-- Start Data section --
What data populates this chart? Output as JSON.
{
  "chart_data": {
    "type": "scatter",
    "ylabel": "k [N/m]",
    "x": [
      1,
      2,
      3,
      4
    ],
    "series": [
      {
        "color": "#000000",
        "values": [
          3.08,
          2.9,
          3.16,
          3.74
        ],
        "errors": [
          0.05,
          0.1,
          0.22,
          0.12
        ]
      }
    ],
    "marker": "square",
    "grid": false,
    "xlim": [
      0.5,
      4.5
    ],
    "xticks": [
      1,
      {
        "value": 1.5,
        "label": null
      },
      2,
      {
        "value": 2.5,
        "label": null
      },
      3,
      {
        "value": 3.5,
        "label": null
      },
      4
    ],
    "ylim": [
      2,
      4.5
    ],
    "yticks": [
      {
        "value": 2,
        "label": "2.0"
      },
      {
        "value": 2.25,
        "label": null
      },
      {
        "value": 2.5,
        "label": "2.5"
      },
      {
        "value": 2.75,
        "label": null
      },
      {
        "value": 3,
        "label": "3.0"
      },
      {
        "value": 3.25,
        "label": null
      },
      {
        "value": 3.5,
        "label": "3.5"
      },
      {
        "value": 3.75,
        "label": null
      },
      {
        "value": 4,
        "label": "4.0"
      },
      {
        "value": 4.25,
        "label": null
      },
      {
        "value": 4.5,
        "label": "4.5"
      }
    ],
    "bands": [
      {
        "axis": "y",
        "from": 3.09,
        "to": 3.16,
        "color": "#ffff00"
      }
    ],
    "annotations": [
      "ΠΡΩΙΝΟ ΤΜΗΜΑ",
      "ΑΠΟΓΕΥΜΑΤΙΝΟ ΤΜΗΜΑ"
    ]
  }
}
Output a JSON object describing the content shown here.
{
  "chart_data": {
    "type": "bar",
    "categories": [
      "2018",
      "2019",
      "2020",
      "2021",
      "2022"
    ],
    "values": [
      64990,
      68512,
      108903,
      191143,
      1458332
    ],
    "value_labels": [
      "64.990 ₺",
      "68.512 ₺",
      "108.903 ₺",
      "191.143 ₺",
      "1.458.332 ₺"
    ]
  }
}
-- End Data section --
Give the count of lines that hold the word "Output", with nothing added.

2